**Dataset excerpts**

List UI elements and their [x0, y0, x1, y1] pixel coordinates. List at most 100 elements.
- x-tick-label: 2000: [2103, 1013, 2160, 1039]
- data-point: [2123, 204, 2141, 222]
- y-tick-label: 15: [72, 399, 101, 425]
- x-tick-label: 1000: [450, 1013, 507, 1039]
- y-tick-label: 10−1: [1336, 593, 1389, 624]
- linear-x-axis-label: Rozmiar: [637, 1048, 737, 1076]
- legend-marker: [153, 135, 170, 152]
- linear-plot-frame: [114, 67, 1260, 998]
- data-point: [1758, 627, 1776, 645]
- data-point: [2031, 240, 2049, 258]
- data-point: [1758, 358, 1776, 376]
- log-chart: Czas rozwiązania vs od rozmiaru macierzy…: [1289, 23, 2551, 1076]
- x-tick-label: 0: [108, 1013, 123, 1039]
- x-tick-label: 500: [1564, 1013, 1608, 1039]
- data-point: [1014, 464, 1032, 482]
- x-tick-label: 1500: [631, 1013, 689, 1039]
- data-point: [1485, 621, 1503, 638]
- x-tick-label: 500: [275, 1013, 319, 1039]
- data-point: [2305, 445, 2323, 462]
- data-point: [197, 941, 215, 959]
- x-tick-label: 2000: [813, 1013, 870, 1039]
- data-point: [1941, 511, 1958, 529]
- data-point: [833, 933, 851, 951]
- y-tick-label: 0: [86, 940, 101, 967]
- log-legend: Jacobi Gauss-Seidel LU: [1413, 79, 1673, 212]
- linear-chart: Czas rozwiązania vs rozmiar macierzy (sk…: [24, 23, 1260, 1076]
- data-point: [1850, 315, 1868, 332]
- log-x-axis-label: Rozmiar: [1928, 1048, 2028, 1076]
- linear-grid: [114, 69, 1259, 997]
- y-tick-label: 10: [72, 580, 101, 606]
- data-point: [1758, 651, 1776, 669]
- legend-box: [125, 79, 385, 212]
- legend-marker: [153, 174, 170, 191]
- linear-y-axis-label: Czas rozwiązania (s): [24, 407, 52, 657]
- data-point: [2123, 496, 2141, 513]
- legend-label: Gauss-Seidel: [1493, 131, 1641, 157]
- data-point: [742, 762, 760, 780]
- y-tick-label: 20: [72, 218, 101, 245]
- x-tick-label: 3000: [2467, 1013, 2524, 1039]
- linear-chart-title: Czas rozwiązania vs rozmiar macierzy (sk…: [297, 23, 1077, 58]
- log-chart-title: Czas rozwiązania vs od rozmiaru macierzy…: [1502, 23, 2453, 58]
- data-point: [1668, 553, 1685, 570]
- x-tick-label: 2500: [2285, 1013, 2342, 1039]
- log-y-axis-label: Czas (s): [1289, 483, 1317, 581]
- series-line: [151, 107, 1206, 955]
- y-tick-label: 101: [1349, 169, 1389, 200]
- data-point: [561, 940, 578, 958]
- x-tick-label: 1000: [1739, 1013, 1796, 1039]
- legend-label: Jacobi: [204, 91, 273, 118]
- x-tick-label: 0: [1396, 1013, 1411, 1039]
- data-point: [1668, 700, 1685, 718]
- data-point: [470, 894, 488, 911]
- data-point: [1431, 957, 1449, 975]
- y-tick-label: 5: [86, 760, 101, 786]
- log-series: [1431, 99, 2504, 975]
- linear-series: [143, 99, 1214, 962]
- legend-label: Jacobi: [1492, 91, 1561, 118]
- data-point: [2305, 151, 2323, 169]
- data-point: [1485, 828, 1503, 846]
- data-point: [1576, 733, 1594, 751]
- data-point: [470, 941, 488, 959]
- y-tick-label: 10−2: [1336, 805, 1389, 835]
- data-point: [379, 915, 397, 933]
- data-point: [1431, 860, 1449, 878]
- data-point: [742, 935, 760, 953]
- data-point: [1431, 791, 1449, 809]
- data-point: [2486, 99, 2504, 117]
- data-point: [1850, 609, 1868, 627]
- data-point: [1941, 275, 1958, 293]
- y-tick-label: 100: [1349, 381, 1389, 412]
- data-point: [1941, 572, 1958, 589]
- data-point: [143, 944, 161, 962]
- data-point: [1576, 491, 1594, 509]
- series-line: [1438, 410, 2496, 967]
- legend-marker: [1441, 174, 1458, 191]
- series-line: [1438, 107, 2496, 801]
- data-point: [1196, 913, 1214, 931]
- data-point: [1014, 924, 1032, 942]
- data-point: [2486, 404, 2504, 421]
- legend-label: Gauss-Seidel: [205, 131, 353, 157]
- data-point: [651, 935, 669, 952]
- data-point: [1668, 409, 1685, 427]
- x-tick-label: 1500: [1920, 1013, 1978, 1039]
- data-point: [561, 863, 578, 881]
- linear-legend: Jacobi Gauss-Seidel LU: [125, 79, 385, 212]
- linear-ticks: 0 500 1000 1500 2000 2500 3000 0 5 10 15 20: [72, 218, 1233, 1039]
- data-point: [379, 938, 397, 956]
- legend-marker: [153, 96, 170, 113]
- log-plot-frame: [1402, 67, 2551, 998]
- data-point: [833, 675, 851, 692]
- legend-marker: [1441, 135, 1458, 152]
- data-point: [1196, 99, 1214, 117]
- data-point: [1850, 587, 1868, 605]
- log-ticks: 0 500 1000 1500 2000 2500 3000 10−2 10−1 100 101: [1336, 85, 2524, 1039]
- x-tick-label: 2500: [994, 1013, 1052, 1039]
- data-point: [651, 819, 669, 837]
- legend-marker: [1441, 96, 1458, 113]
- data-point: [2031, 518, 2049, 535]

**Instruction**
Rewrite all of the lines above as a numbered list, omitting any blank ones.

**Exercise response**
1. List UI elements and their [x0, y0, x1, y1] pixel coordinates. List at most 100 elements.
2. - x-tick-label: 2000: [2103, 1013, 2160, 1039]
3. - data-point: [2123, 204, 2141, 222]
4. - y-tick-label: 15: [72, 399, 101, 425]
5. - x-tick-label: 1000: [450, 1013, 507, 1039]
6. - y-tick-label: 10−1: [1336, 593, 1389, 624]
7. - linear-x-axis-label: Rozmiar: [637, 1048, 737, 1076]
8. - legend-marker: [153, 135, 170, 152]
9. - linear-plot-frame: [114, 67, 1260, 998]
10. - data-point: [1758, 627, 1776, 645]
11. - data-point: [2031, 240, 2049, 258]
12. - data-point: [1758, 358, 1776, 376]
13. - log-chart: Czas rozwiązania vs od rozmiaru macierzy…: [1289, 23, 2551, 1076]
14. - x-tick-label: 0: [108, 1013, 123, 1039]
15. - x-tick-label: 500: [1564, 1013, 1608, 1039]
16. - data-point: [1014, 464, 1032, 482]
17. - x-tick-label: 1500: [631, 1013, 689, 1039]
18. - data-point: [1485, 621, 1503, 638]
19. - x-tick-label: 500: [275, 1013, 319, 1039]
20. - data-point: [2305, 445, 2323, 462]
21. - data-point: [197, 941, 215, 959]
22. - x-tick-label: 2000: [813, 1013, 870, 1039]
23. - data-point: [1941, 511, 1958, 529]
24. - data-point: [833, 933, 851, 951]
25. - y-tick-label: 0: [86, 940, 101, 967]
26. - log-legend: Jacobi Gauss-Seidel LU: [1413, 79, 1673, 212]
27. - linear-chart: Czas rozwiązania vs rozmiar macierzy (sk…: [24, 23, 1260, 1076]
28. - data-point: [1850, 315, 1868, 332]
29. - log-x-axis-label: Rozmiar: [1928, 1048, 2028, 1076]
30. - linear-grid: [114, 69, 1259, 997]
31. - y-tick-label: 10: [72, 580, 101, 606]
32. - data-point: [1758, 651, 1776, 669]
33. - legend-box: [125, 79, 385, 212]
34. - legend-marker: [153, 174, 170, 191]
35. - linear-y-axis-label: Czas rozwiązania (s): [24, 407, 52, 657]
36. - data-point: [2123, 496, 2141, 513]
37. - legend-label: Gauss-Seidel: [1493, 131, 1641, 157]
38. - data-point: [742, 762, 760, 780]
39. - y-tick-label: 20: [72, 218, 101, 245]
40. - x-tick-label: 3000: [2467, 1013, 2524, 1039]
41. - linear-chart-title: Czas rozwiązania vs rozmiar macierzy (sk…: [297, 23, 1077, 58]
42. - log-chart-title: Czas rozwiązania vs od rozmiaru macierzy…: [1502, 23, 2453, 58]
43. - data-point: [1668, 553, 1685, 570]
44. - x-tick-label: 2500: [2285, 1013, 2342, 1039]
45. - log-y-axis-label: Czas (s): [1289, 483, 1317, 581]
46. - series-line: [151, 107, 1206, 955]
47. - y-tick-label: 101: [1349, 169, 1389, 200]
48. - data-point: [561, 940, 578, 958]
49. - x-tick-label: 1000: [1739, 1013, 1796, 1039]
50. - legend-label: Jacobi: [204, 91, 273, 118]
51. - x-tick-label: 0: [1396, 1013, 1411, 1039]
52. - data-point: [1668, 700, 1685, 718]
53. - data-point: [470, 894, 488, 911]
54. - data-point: [1431, 957, 1449, 975]
55. - y-tick-label: 5: [86, 760, 101, 786]
56. - log-series: [1431, 99, 2504, 975]
57. - linear-series: [143, 99, 1214, 962]
58. - legend-label: Jacobi: [1492, 91, 1561, 118]
59. - data-point: [2305, 151, 2323, 169]
60. - data-point: [1485, 828, 1503, 846]
61. - data-point: [1576, 733, 1594, 751]
62. - data-point: [470, 941, 488, 959]
63. - y-tick-label: 10−2: [1336, 805, 1389, 835]
64. - data-point: [379, 915, 397, 933]
65. - data-point: [1431, 860, 1449, 878]
66. - data-point: [742, 935, 760, 953]
67. - data-point: [1431, 791, 1449, 809]
68. - data-point: [2486, 99, 2504, 117]
69. - data-point: [1850, 609, 1868, 627]
70. - data-point: [1941, 275, 1958, 293]
71. - y-tick-label: 100: [1349, 381, 1389, 412]
72. - data-point: [1941, 572, 1958, 589]
73. - data-point: [143, 944, 161, 962]
74. - data-point: [1576, 491, 1594, 509]
75. - series-line: [1438, 410, 2496, 967]
76. - legend-marker: [1441, 174, 1458, 191]
77. - series-line: [1438, 107, 2496, 801]
78. - data-point: [1196, 913, 1214, 931]
79. - data-point: [1014, 924, 1032, 942]
80. - data-point: [2486, 404, 2504, 421]
81. - legend-label: Gauss-Seidel: [205, 131, 353, 157]
82. - data-point: [651, 935, 669, 952]
83. - data-point: [1668, 409, 1685, 427]
84. - x-tick-label: 1500: [1920, 1013, 1978, 1039]
85. - data-point: [561, 863, 578, 881]
86. - linear-legend: Jacobi Gauss-Seidel LU: [125, 79, 385, 212]
87. - linear-ticks: 0 500 1000 1500 2000 2500 3000 0 5 10 15 20: [72, 218, 1233, 1039]
88. - data-point: [379, 938, 397, 956]
89. - legend-marker: [153, 96, 170, 113]
90. - log-plot-frame: [1402, 67, 2551, 998]
91. - data-point: [833, 675, 851, 692]
92. - legend-marker: [1441, 135, 1458, 152]
93. - data-point: [1196, 99, 1214, 117]
94. - data-point: [1850, 587, 1868, 605]
95. - log-ticks: 0 500 1000 1500 2000 2500 3000 10−2 10−1 100 101: [1336, 85, 2524, 1039]
96. - x-tick-label: 2500: [994, 1013, 1052, 1039]
97. - data-point: [651, 819, 669, 837]
98. - legend-marker: [1441, 96, 1458, 113]
99. - data-point: [2031, 518, 2049, 535]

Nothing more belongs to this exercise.